== Your task ==
Nothing should be left out: output all of the entries exactly.

== Records supplied ==
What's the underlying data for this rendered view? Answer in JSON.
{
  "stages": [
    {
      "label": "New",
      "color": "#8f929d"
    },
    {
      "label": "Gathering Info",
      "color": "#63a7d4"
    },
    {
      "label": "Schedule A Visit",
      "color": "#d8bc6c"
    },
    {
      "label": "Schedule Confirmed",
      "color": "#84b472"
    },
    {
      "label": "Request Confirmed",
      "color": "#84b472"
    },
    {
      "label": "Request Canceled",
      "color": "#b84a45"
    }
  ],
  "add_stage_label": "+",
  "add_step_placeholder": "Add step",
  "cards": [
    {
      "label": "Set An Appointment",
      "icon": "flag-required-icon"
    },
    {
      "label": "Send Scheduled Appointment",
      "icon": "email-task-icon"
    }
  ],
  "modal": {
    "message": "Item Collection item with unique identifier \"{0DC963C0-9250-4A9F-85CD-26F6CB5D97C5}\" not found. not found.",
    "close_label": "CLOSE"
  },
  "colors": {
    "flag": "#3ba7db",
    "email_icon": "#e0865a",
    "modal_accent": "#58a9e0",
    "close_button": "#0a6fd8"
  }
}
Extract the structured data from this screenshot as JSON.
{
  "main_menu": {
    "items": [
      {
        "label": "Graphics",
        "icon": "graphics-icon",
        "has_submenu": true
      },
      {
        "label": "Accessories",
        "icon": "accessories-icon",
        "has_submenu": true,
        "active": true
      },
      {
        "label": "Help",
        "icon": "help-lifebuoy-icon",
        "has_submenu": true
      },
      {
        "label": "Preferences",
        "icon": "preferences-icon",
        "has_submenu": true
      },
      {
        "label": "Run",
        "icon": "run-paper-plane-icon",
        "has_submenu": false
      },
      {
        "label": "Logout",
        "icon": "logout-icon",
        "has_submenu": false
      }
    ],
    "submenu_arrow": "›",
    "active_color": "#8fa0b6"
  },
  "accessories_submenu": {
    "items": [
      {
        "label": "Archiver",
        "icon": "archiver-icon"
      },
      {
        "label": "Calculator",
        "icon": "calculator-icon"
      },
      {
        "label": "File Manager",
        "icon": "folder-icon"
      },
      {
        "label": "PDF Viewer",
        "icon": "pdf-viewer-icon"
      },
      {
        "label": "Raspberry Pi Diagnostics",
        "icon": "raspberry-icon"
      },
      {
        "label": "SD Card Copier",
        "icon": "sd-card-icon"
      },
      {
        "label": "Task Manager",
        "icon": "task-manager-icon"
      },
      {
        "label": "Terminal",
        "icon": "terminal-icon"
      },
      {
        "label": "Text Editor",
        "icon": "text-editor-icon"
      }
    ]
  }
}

== Right answer ==
What's the underlying data for this rendered view? Answer in JSON.
{
  "stages": [
    {
      "label": "New",
      "color": "#8f929d"
    },
    {
      "label": "Gathering Info",
      "color": "#63a7d4"
    },
    {
      "label": "Schedule A Visit",
      "color": "#d8bc6c"
    },
    {
      "label": "Schedule Confirmed",
      "color": "#84b472"
    },
    {
      "label": "Request Confirmed",
      "color": "#84b472"
    },
    {
      "label": "Request Canceled",
      "color": "#b84a45"
    }
  ],
  "add_stage_label": "+",
  "add_step_placeholder": "Add step",
  "cards": [
    {
      "label": "Set An Appointment",
      "icon": "flag-required-icon"
    },
    {
      "label": "Send Scheduled Appointment",
      "icon": "email-task-icon"
    }
  ],
  "modal": {
    "message": "Item Collection item with unique identifier \"{0DC963C0-9250-4A9F-85CD-26F6CB5D97C5}\" not found. not found.",
    "close_label": "CLOSE"
  },
  "colors": {
    "flag": "#3ba7db",
    "email_icon": "#e0865a",
    "modal_accent": "#58a9e0",
    "close_button": "#0a6fd8"
  }
}
Extract the structured data from this screenshot as JSON.
{
  "main_menu": {
    "items": [
      {
        "label": "Graphics",
        "icon": "graphics-icon",
        "has_submenu": true
      },
      {
        "label": "Accessories",
        "icon": "accessories-icon",
        "has_submenu": true,
        "active": true
      },
      {
        "label": "Help",
        "icon": "help-lifebuoy-icon",
        "has_submenu": true
      },
      {
        "label": "Preferences",
        "icon": "preferences-icon",
        "has_submenu": true
      },
      {
        "label": "Run",
        "icon": "run-paper-plane-icon",
        "has_submenu": false
      },
      {
        "label": "Logout",
        "icon": "logout-icon",
        "has_submenu": false
      }
    ],
    "submenu_arrow": "›",
    "active_color": "#8fa0b6"
  },
  "accessories_submenu": {
    "items": [
      {
        "label": "Archiver",
        "icon": "archiver-icon"
      },
      {
        "label": "Calculator",
        "icon": "calculator-icon"
      },
      {
        "label": "File Manager",
        "icon": "folder-icon"
      },
      {
        "label": "PDF Viewer",
        "icon": "pdf-viewer-icon"
      },
      {
        "label": "Raspberry Pi Diagnostics",
        "icon": "raspberry-icon"
      },
      {
        "label": "SD Card Copier",
        "icon": "sd-card-icon"
      },
      {
        "label": "Task Manager",
        "icon": "task-manager-icon"
      },
      {
        "label": "Terminal",
        "icon": "terminal-icon"
      },
      {
        "label": "Text Editor",
        "icon": "text-editor-icon"
      }
    ]
  }
}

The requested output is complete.